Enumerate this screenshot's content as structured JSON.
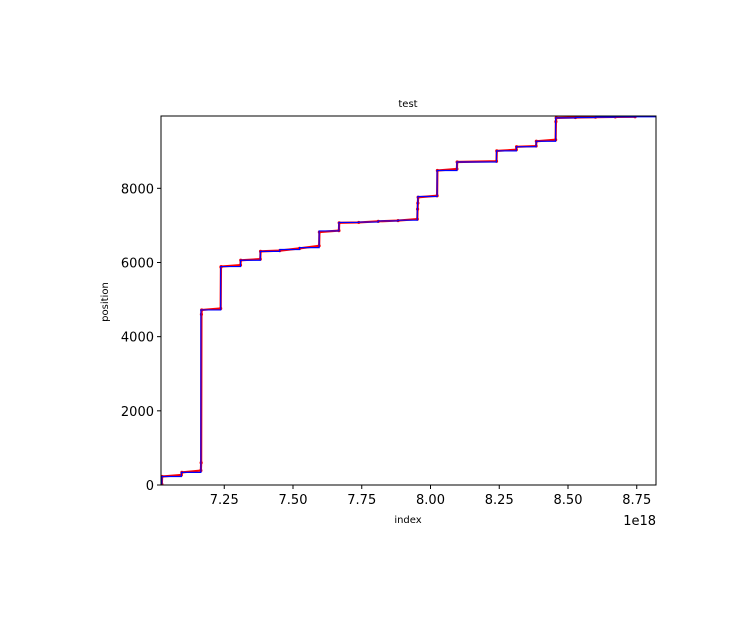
{
  "chart_data": {
    "type": "line",
    "title": "test",
    "xlabel": "index",
    "ylabel": "position",
    "x_offset_label": "1e18",
    "xlim": [
      7.02,
      8.82
    ],
    "ylim": [
      0,
      9950
    ],
    "x_ticks": [
      7.25,
      7.5,
      7.75,
      8.0,
      8.25,
      8.5,
      8.75
    ],
    "x_tick_labels": [
      "7.25",
      "7.50",
      "7.75",
      "8.00",
      "8.25",
      "8.50",
      "8.75"
    ],
    "y_ticks": [
      0,
      2000,
      4000,
      6000,
      8000
    ],
    "y_tick_labels": [
      "0",
      "2000",
      "4000",
      "6000",
      "8000"
    ],
    "grid": false,
    "series": [
      {
        "color": "#ff0000",
        "style": "dots",
        "x": [
          7.023,
          7.024,
          7.094,
          7.096,
          7.165,
          7.166,
          7.167,
          7.168,
          7.237,
          7.238,
          7.239,
          7.309,
          7.31,
          7.381,
          7.382,
          7.452,
          7.524,
          7.595,
          7.596,
          7.667,
          7.668,
          7.739,
          7.81,
          7.882,
          7.952,
          7.953,
          7.954,
          7.955,
          8.024,
          8.025,
          8.096,
          8.097,
          8.24,
          8.241,
          8.312,
          8.313,
          8.384,
          8.385,
          8.455,
          8.456,
          8.457,
          8.527,
          8.6,
          8.672,
          8.744
        ],
        "y": [
          20,
          230,
          270,
          340,
          390,
          600,
          4600,
          4720,
          4760,
          5880,
          5890,
          5930,
          6060,
          6090,
          6300,
          6320,
          6380,
          6450,
          6820,
          6860,
          7070,
          7080,
          7110,
          7130,
          7170,
          7440,
          7600,
          7760,
          7800,
          8480,
          8520,
          8710,
          8730,
          9010,
          9040,
          9120,
          9140,
          9270,
          9310,
          9800,
          9900,
          9910,
          9920,
          9925,
          9930
        ]
      },
      {
        "color": "#0000ff",
        "style": "steps-post",
        "x": [
          7.023,
          7.094,
          7.165,
          7.237,
          7.309,
          7.381,
          7.452,
          7.524,
          7.595,
          7.667,
          7.739,
          7.81,
          7.882,
          7.952,
          7.953,
          7.954,
          8.024,
          8.096,
          8.24,
          8.312,
          8.384,
          8.455,
          8.527,
          8.6,
          8.672,
          8.744
        ],
        "y": [
          230,
          340,
          4720,
          5890,
          6060,
          6300,
          6350,
          6400,
          6850,
          7080,
          7090,
          7120,
          7140,
          7440,
          7600,
          7780,
          8480,
          8710,
          9010,
          9120,
          9270,
          9900,
          9910,
          9920,
          9925,
          9930
        ]
      }
    ]
  }
}
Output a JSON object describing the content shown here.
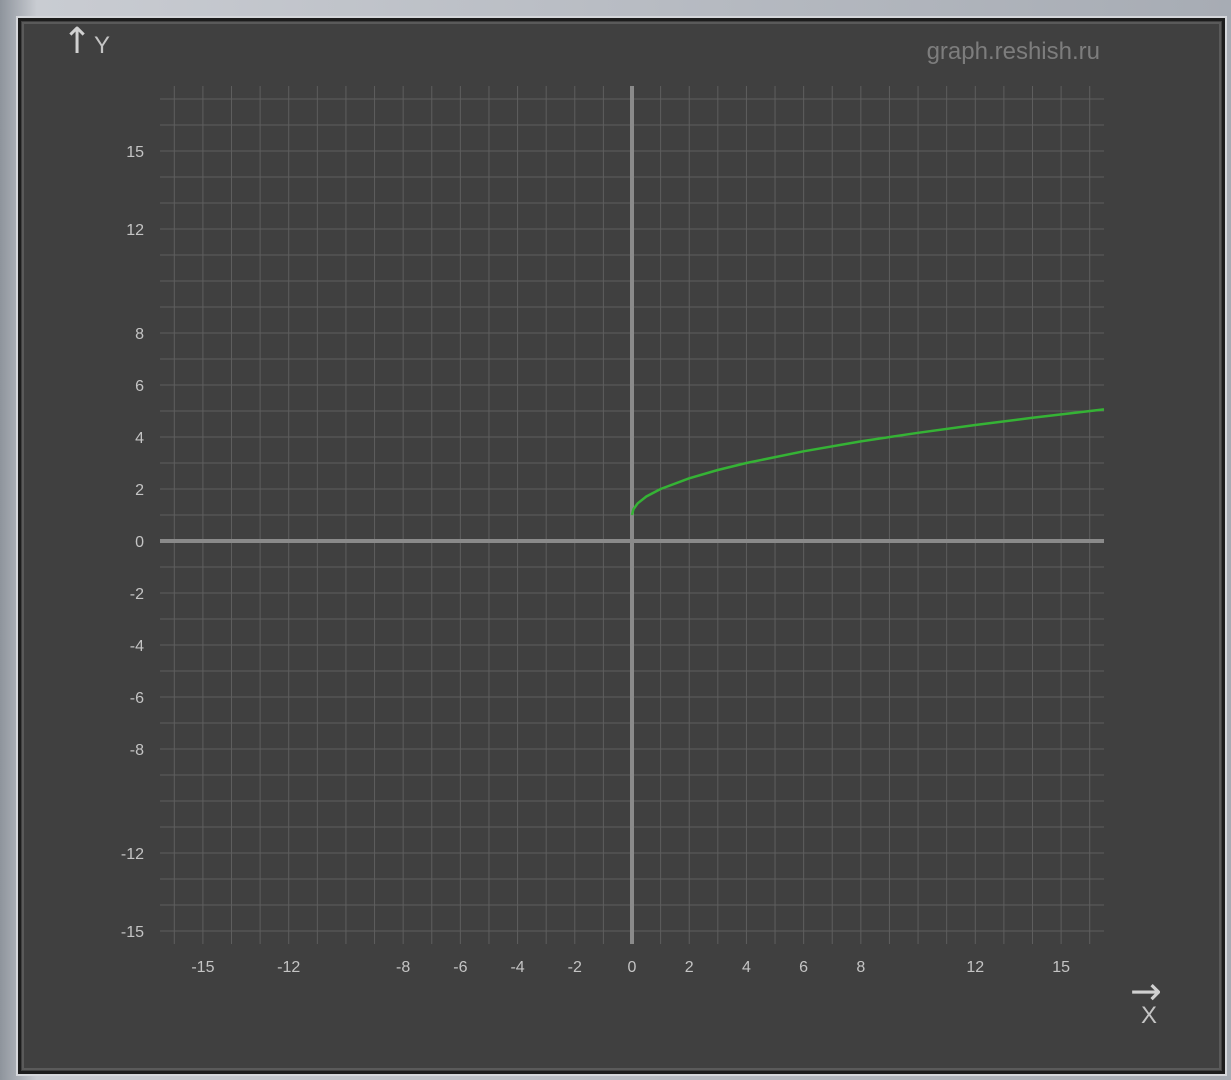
{
  "watermark": "graph.reshish.ru",
  "chart_data": {
    "type": "line",
    "title": "",
    "xlabel": "X",
    "ylabel": "Y",
    "xlim": [
      -16.5,
      16.5
    ],
    "ylim": [
      -15.5,
      17.5
    ],
    "grid": true,
    "x_tick_labels": [
      -15,
      -12,
      -8,
      -6,
      -4,
      -2,
      0,
      2,
      4,
      6,
      8,
      12,
      15
    ],
    "y_tick_labels": [
      15,
      12,
      8,
      6,
      4,
      2,
      0,
      -2,
      -4,
      -6,
      -8,
      -12,
      -15
    ],
    "series": [
      {
        "color": "#35b335",
        "x": [
          0,
          0.05,
          0.2,
          0.5,
          1,
          2,
          3,
          4,
          6,
          8,
          10,
          12,
          14,
          16.5
        ],
        "y": [
          1.0,
          1.22,
          1.45,
          1.71,
          2.0,
          2.41,
          2.73,
          3.0,
          3.45,
          3.83,
          4.16,
          4.46,
          4.74,
          5.06
        ]
      }
    ]
  },
  "colors": {
    "background": "#404040",
    "grid": "#5e5e5e",
    "axis": "#8a8a8a",
    "curve": "#35b335",
    "text": "#c4c4c4",
    "watermark": "#7d7d7d"
  }
}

* WHAT IS ASKED *
Set down every record once more, word for word, without pictures.

* ANSWER TO THIS PROBLEM *
Enumerate this screenshot's content as structured JSON.
{
  "chart_data": {
    "type": "line",
    "title": "test",
    "xlabel": "index",
    "ylabel": "position",
    "x_offset_label": "1e18",
    "xlim": [
      7.02,
      8.82
    ],
    "ylim": [
      0,
      9950
    ],
    "x_ticks": [
      7.25,
      7.5,
      7.75,
      8.0,
      8.25,
      8.5,
      8.75
    ],
    "x_tick_labels": [
      "7.25",
      "7.50",
      "7.75",
      "8.00",
      "8.25",
      "8.50",
      "8.75"
    ],
    "y_ticks": [
      0,
      2000,
      4000,
      6000,
      8000
    ],
    "y_tick_labels": [
      "0",
      "2000",
      "4000",
      "6000",
      "8000"
    ],
    "grid": false,
    "series": [
      {
        "color": "#ff0000",
        "style": "dots",
        "x": [
          7.023,
          7.024,
          7.094,
          7.096,
          7.165,
          7.166,
          7.167,
          7.168,
          7.237,
          7.238,
          7.239,
          7.309,
          7.31,
          7.381,
          7.382,
          7.452,
          7.524,
          7.595,
          7.596,
          7.667,
          7.668,
          7.739,
          7.81,
          7.882,
          7.952,
          7.953,
          7.954,
          7.955,
          8.024,
          8.025,
          8.096,
          8.097,
          8.24,
          8.241,
          8.312,
          8.313,
          8.384,
          8.385,
          8.455,
          8.456,
          8.457,
          8.527,
          8.6,
          8.672,
          8.744
        ],
        "y": [
          20,
          230,
          270,
          340,
          390,
          600,
          4600,
          4720,
          4760,
          5880,
          5890,
          5930,
          6060,
          6090,
          6300,
          6320,
          6380,
          6450,
          6820,
          6860,
          7070,
          7080,
          7110,
          7130,
          7170,
          7440,
          7600,
          7760,
          7800,
          8480,
          8520,
          8710,
          8730,
          9010,
          9040,
          9120,
          9140,
          9270,
          9310,
          9800,
          9900,
          9910,
          9920,
          9925,
          9930
        ]
      },
      {
        "color": "#0000ff",
        "style": "steps-post",
        "x": [
          7.023,
          7.094,
          7.165,
          7.237,
          7.309,
          7.381,
          7.452,
          7.524,
          7.595,
          7.667,
          7.739,
          7.81,
          7.882,
          7.952,
          7.953,
          7.954,
          8.024,
          8.096,
          8.24,
          8.312,
          8.384,
          8.455,
          8.527,
          8.6,
          8.672,
          8.744
        ],
        "y": [
          230,
          340,
          4720,
          5890,
          6060,
          6300,
          6350,
          6400,
          6850,
          7080,
          7090,
          7120,
          7140,
          7440,
          7600,
          7780,
          8480,
          8710,
          9010,
          9120,
          9270,
          9900,
          9910,
          9920,
          9925,
          9930
        ]
      }
    ]
  }
}
Output a JSON object describing the content shown here.
{
  "watermark": "graph.reshish.ru",
  "chart_data": {
    "type": "line",
    "title": "",
    "xlabel": "X",
    "ylabel": "Y",
    "xlim": [
      -16.5,
      16.5
    ],
    "ylim": [
      -15.5,
      17.5
    ],
    "grid": true,
    "x_tick_labels": [
      -15,
      -12,
      -8,
      -6,
      -4,
      -2,
      0,
      2,
      4,
      6,
      8,
      12,
      15
    ],
    "y_tick_labels": [
      15,
      12,
      8,
      6,
      4,
      2,
      0,
      -2,
      -4,
      -6,
      -8,
      -12,
      -15
    ],
    "series": [
      {
        "color": "#35b335",
        "x": [
          0,
          0.05,
          0.2,
          0.5,
          1,
          2,
          3,
          4,
          6,
          8,
          10,
          12,
          14,
          16.5
        ],
        "y": [
          1.0,
          1.22,
          1.45,
          1.71,
          2.0,
          2.41,
          2.73,
          3.0,
          3.45,
          3.83,
          4.16,
          4.46,
          4.74,
          5.06
        ]
      }
    ]
  },
  "colors": {
    "background": "#404040",
    "grid": "#5e5e5e",
    "axis": "#8a8a8a",
    "curve": "#35b335",
    "text": "#c4c4c4",
    "watermark": "#7d7d7d"
  }
}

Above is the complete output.